■ TASK DIRECTIONS
Give the number of lines containing "down" in this listing, with no other words.

[Some records]
.....

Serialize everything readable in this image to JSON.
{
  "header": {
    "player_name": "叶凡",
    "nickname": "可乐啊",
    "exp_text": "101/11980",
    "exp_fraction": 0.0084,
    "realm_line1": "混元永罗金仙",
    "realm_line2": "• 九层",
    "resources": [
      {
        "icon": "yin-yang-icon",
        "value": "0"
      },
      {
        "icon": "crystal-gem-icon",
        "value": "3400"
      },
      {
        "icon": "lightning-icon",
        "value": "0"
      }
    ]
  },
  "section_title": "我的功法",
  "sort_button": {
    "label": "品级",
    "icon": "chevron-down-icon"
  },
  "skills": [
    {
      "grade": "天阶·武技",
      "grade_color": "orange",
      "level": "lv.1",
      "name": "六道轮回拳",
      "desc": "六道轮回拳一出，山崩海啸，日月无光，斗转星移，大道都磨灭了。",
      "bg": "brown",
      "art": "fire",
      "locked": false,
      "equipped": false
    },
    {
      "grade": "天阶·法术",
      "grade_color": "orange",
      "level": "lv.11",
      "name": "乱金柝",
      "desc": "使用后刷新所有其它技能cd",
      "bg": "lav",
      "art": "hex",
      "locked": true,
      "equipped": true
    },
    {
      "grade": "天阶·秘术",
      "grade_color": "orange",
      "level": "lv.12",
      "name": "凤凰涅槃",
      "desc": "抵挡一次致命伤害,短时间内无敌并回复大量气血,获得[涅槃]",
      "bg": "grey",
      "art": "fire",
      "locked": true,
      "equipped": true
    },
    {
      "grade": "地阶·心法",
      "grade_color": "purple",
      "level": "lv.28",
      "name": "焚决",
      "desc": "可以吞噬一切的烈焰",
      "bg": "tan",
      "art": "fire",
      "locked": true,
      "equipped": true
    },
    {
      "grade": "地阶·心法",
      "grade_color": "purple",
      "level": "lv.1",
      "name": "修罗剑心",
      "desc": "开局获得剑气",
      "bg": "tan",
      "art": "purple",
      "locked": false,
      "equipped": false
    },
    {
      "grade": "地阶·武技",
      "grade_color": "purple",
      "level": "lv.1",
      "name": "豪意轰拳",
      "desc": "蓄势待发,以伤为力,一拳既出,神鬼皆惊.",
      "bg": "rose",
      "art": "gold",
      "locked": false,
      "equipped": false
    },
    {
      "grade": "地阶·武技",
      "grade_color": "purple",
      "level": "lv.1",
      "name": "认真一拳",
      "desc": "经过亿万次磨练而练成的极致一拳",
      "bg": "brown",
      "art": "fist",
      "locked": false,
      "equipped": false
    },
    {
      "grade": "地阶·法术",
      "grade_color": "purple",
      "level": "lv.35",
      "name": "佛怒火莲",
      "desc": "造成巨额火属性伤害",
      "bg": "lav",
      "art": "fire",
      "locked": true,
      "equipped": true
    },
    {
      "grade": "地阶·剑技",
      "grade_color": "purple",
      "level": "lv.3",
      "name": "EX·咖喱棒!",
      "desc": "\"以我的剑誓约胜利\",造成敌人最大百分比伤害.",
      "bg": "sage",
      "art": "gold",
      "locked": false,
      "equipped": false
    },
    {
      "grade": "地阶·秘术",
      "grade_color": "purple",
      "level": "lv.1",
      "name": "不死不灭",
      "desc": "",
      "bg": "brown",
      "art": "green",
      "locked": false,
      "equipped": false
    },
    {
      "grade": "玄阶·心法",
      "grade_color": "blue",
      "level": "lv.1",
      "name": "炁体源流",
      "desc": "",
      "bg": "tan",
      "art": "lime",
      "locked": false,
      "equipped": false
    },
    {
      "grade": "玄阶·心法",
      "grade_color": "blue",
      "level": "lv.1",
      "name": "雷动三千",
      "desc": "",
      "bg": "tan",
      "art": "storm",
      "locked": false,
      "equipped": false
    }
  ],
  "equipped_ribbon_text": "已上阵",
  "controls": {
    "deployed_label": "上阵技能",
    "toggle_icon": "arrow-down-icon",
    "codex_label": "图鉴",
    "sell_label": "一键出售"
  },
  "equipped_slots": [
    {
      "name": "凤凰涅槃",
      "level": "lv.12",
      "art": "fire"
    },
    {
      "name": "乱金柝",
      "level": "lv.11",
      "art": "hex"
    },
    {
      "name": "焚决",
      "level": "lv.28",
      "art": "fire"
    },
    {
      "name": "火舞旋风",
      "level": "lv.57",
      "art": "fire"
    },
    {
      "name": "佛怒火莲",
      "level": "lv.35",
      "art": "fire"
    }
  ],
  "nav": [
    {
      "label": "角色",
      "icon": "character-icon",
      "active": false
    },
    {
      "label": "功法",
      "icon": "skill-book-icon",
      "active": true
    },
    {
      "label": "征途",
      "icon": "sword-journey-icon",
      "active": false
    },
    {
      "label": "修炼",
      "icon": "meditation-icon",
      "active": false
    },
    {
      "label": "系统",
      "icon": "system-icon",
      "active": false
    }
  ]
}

.....

■ ANSWER IN FULL
2